Passage provided:
It is generally assumed that when a word is activated in the lexicon, the phonological neighbours of this word are also activated (e.g., Luce, Pisoni, & Goldinger, 1990). This is true when we recognise spoken words, with consistent inhibitory effects of more dense phonological neighbourhoods (e.g., Luce & Pisoni, 1998). Despite less consistent effects in spoken word production (see below for review), some theories also hypothesise that phonological neighbours are activated in spoken word production and that this activation affects the lexical selection process (e.g., Chen and Mirman, 2012, Dell & Gordon, 2003). The more phonological neighbours that are active, the greater the influence is hypothesised to be.

Provided data:
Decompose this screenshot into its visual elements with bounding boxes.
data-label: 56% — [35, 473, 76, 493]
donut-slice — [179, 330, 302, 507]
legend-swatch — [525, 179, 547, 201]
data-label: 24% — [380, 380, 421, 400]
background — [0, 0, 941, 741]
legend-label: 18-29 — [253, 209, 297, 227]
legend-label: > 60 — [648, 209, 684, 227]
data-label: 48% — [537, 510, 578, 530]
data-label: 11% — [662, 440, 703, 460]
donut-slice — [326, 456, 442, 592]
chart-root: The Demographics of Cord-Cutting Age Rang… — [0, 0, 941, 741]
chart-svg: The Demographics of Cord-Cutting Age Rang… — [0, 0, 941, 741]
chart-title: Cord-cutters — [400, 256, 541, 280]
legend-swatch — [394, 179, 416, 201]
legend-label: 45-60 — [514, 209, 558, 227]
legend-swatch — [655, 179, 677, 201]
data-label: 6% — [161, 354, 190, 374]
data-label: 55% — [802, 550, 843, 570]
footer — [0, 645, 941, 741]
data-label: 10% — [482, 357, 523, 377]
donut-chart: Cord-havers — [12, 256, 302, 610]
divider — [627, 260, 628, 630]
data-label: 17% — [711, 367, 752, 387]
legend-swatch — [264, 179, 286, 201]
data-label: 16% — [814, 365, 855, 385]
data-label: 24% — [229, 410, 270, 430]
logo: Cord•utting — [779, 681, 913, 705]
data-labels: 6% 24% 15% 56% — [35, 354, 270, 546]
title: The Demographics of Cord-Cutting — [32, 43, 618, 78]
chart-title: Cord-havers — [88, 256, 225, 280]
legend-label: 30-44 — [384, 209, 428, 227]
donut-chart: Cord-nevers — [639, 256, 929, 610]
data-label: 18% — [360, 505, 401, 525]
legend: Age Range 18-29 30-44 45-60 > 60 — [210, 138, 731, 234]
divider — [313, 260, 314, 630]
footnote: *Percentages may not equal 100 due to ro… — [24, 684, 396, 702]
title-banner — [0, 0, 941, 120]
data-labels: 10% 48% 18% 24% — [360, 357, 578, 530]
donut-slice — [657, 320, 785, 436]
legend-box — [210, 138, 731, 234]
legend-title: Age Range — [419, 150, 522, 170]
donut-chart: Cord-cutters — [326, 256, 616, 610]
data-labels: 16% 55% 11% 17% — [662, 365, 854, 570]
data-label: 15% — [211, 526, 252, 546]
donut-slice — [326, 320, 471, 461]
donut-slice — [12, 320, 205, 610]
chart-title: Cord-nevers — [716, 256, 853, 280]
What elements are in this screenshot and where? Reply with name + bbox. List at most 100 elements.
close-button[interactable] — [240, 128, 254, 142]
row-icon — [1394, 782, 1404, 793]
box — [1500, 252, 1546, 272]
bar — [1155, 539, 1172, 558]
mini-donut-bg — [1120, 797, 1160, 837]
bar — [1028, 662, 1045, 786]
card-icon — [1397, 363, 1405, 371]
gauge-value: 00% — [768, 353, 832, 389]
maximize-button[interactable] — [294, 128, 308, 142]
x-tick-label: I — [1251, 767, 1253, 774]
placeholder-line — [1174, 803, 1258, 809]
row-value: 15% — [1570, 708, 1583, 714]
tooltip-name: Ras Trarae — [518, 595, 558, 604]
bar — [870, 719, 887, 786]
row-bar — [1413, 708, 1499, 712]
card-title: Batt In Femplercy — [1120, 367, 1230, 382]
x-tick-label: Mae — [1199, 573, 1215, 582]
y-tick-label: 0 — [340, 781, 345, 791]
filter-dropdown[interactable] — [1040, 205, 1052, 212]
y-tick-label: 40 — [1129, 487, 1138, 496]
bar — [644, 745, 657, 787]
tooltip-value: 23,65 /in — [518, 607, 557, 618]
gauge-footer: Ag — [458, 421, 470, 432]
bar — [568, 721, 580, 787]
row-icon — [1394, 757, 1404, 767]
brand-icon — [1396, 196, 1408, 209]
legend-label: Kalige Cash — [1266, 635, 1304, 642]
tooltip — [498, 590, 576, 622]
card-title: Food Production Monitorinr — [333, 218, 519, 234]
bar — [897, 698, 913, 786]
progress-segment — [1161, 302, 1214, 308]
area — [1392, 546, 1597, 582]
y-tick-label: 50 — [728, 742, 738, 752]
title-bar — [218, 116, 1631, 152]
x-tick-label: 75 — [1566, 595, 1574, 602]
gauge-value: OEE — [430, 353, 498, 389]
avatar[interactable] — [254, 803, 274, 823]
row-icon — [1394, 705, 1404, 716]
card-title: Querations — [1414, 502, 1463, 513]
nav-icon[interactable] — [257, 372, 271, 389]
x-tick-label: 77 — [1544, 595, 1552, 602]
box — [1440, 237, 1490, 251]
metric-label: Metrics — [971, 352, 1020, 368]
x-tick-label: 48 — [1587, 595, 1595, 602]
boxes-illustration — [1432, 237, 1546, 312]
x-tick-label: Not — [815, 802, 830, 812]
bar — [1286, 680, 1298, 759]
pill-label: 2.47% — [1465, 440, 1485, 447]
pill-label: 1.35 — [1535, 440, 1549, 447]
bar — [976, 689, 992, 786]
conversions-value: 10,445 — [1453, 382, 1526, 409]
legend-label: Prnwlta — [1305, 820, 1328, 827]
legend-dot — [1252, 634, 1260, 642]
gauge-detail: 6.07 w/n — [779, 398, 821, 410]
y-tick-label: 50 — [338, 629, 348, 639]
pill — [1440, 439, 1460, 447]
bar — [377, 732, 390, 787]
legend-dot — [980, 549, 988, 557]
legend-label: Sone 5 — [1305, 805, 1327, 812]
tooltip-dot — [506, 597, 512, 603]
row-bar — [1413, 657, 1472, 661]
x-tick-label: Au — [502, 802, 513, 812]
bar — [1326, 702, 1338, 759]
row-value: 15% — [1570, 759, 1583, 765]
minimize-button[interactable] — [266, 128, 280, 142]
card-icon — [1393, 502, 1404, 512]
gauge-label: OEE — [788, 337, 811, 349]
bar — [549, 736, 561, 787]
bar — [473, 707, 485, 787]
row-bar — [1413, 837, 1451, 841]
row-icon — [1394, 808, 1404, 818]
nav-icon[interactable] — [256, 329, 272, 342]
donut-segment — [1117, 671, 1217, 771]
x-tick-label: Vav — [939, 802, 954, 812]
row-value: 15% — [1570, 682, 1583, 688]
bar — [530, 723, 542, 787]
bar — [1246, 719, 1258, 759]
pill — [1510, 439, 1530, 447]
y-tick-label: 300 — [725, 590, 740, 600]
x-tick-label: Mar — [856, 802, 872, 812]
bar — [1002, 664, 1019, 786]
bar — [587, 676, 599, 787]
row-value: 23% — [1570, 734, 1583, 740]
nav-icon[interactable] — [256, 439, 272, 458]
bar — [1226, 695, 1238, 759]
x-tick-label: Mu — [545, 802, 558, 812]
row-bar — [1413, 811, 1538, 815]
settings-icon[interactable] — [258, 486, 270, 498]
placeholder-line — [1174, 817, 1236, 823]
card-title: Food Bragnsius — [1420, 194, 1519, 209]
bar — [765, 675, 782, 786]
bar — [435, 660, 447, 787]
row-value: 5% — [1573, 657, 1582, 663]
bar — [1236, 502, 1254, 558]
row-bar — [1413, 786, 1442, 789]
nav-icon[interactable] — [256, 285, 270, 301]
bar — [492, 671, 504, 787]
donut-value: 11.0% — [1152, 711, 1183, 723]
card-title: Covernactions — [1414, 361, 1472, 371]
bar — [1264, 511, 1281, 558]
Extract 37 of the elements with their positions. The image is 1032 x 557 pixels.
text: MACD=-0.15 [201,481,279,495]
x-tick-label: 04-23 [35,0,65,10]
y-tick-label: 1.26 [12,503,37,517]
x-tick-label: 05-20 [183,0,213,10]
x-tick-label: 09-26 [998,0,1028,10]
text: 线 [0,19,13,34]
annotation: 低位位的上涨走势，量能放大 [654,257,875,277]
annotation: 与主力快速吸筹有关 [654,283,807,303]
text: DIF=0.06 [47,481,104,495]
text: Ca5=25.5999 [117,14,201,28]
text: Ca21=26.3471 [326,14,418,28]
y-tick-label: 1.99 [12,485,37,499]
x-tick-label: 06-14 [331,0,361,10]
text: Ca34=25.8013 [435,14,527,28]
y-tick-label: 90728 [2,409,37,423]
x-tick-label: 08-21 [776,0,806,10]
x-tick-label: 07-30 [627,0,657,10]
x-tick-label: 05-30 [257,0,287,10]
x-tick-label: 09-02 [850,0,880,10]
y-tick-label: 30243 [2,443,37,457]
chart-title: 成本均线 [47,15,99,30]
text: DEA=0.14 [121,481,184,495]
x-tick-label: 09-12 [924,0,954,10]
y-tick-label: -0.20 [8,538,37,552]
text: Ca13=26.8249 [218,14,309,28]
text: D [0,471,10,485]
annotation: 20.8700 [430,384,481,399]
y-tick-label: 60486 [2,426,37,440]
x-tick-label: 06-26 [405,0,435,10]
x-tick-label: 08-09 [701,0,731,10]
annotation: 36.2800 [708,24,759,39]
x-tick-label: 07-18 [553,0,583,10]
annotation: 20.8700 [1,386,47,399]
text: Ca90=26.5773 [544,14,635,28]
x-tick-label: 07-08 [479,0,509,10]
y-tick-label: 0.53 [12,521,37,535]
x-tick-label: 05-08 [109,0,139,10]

Short exercise:
Set down the entire passage on phonological neighbor activation above, word for word.

Task result:
It is generally assumed that when a word is activated in the lexicon, the phonological neighbours of this word are also activated (e.g., Luce, Pisoni, & Goldinger, 1990). This is true when we recognise spoken words, with consistent inhibitory effects of more dense phonological neighbourhoods (e.g., Luce & Pisoni, 1998). Despite less consistent effects in spoken word production (see below for review), some theories also hypothesise that phonological neighbours are activated in spoken word production and that this activation affects the lexical selection process (e.g., Chen and Mirman, 2012, Dell & Gordon, 2003). The more phonological neighbours that are active, the greater the influence is hypothesised to be.